#### Given exercise:
Repeat each line of the material exactly.

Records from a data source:
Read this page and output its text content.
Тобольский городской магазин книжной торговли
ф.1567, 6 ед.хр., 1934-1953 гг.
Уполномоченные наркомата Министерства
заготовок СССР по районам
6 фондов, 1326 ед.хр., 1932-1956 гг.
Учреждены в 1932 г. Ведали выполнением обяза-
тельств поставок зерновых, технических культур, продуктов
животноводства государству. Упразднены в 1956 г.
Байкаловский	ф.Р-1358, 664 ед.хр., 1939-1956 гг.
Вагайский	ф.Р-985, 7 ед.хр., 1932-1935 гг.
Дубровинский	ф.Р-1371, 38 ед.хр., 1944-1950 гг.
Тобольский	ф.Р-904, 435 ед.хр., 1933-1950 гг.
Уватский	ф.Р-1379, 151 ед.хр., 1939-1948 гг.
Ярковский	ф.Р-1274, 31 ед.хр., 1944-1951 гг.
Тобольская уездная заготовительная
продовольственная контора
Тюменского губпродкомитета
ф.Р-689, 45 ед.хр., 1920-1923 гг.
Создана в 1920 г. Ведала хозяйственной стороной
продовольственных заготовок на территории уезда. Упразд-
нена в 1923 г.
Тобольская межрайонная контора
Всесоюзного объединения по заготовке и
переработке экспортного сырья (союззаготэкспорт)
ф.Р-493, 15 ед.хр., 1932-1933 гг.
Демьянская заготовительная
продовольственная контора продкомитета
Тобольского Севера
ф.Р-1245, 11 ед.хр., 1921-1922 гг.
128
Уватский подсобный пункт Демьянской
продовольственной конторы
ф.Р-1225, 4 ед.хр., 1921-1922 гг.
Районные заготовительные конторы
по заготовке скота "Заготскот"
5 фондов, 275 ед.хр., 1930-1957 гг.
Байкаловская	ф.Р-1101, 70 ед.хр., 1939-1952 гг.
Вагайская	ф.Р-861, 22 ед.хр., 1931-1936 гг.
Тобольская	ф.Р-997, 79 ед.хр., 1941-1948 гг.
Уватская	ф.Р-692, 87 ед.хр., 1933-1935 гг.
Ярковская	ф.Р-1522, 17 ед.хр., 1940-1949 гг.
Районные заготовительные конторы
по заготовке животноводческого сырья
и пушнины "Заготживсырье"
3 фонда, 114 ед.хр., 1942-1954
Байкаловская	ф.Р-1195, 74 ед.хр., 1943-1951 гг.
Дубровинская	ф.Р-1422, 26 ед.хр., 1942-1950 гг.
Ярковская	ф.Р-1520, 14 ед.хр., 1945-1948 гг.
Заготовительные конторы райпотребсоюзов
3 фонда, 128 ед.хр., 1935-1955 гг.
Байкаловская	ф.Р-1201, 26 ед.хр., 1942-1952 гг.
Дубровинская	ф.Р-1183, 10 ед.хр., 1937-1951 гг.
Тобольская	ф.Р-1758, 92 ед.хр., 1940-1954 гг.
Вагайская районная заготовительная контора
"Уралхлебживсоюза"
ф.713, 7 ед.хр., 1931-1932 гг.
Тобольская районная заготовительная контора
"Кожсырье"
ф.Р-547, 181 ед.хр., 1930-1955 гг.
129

#### Reply to the exercise:
Read this page and output its text content.
Тобольский городской магазин книжной торговли
ф.1567, 6 ед.хр., 1934-1953 гг.
Уполномоченные наркомата Министерства
заготовок СССР по районам
6 фондов, 1326 ед.хр., 1932-1956 гг.
Учреждены в 1932 г. Ведали выполнением обяза-
тельств поставок зерновых, технических культур, продуктов
животноводства государству. Упразднены в 1956 г.
Байкаловский	ф.Р-1358, 664 ед.хр., 1939-1956 гг.
Вагайский	ф.Р-985, 7 ед.хр., 1932-1935 гг.
Дубровинский	ф.Р-1371, 38 ед.хр., 1944-1950 гг.
Тобольский	ф.Р-904, 435 ед.хр., 1933-1950 гг.
Уватский	ф.Р-1379, 151 ед.хр., 1939-1948 гг.
Ярковский	ф.Р-1274, 31 ед.хр., 1944-1951 гг.
Тобольская уездная заготовительная
продовольственная контора
Тюменского губпродкомитета
ф.Р-689, 45 ед.хр., 1920-1923 гг.
Создана в 1920 г. Ведала хозяйственной стороной
продовольственных заготовок на территории уезда. Упразд-
нена в 1923 г.
Тобольская межрайонная контора
Всесоюзного объединения по заготовке и
переработке экспортного сырья (союззаготэкспорт)
ф.Р-493, 15 ед.хр., 1932-1933 гг.
Демьянская заготовительная
продовольственная контора продкомитета
Тобольского Севера
ф.Р-1245, 11 ед.хр., 1921-1922 гг.
128
Уватский подсобный пункт Демьянской
продовольственной конторы
ф.Р-1225, 4 ед.хр., 1921-1922 гг.
Районные заготовительные конторы
по заготовке скота "Заготскот"
5 фондов, 275 ед.хр., 1930-1957 гг.
Байкаловская	ф.Р-1101, 70 ед.хр., 1939-1952 гг.
Вагайская	ф.Р-861, 22 ед.хр., 1931-1936 гг.
Тобольская	ф.Р-997, 79 ед.хр., 1941-1948 гг.
Уватская	ф.Р-692, 87 ед.хр., 1933-1935 гг.
Ярковская	ф.Р-1522, 17 ед.хр., 1940-1949 гг.
Районные заготовительные конторы
по заготовке животноводческого сырья
и пушнины "Заготживсырье"
3 фонда, 114 ед.хр., 1942-1954
Байкаловская	ф.Р-1195, 74 ед.хр., 1943-1951 гг.
Дубровинская	ф.Р-1422, 26 ед.хр., 1942-1950 гг.
Ярковская	ф.Р-1520, 14 ед.хр., 1945-1948 гг.
Заготовительные конторы райпотребсоюзов
3 фонда, 128 ед.хр., 1935-1955 гг.
Байкаловская	ф.Р-1201, 26 ед.хр., 1942-1952 гг.
Дубровинская	ф.Р-1183, 10 ед.хр., 1937-1951 гг.
Тобольская	ф.Р-1758, 92 ед.хр., 1940-1954 гг.
Вагайская районная заготовительная контора
"Уралхлебживсоюза"
ф.713, 7 ед.хр., 1931-1932 гг.
Тобольская районная заготовительная контора
"Кожсырье"
ф.Р-547, 181 ед.хр., 1930-1955 гг.
129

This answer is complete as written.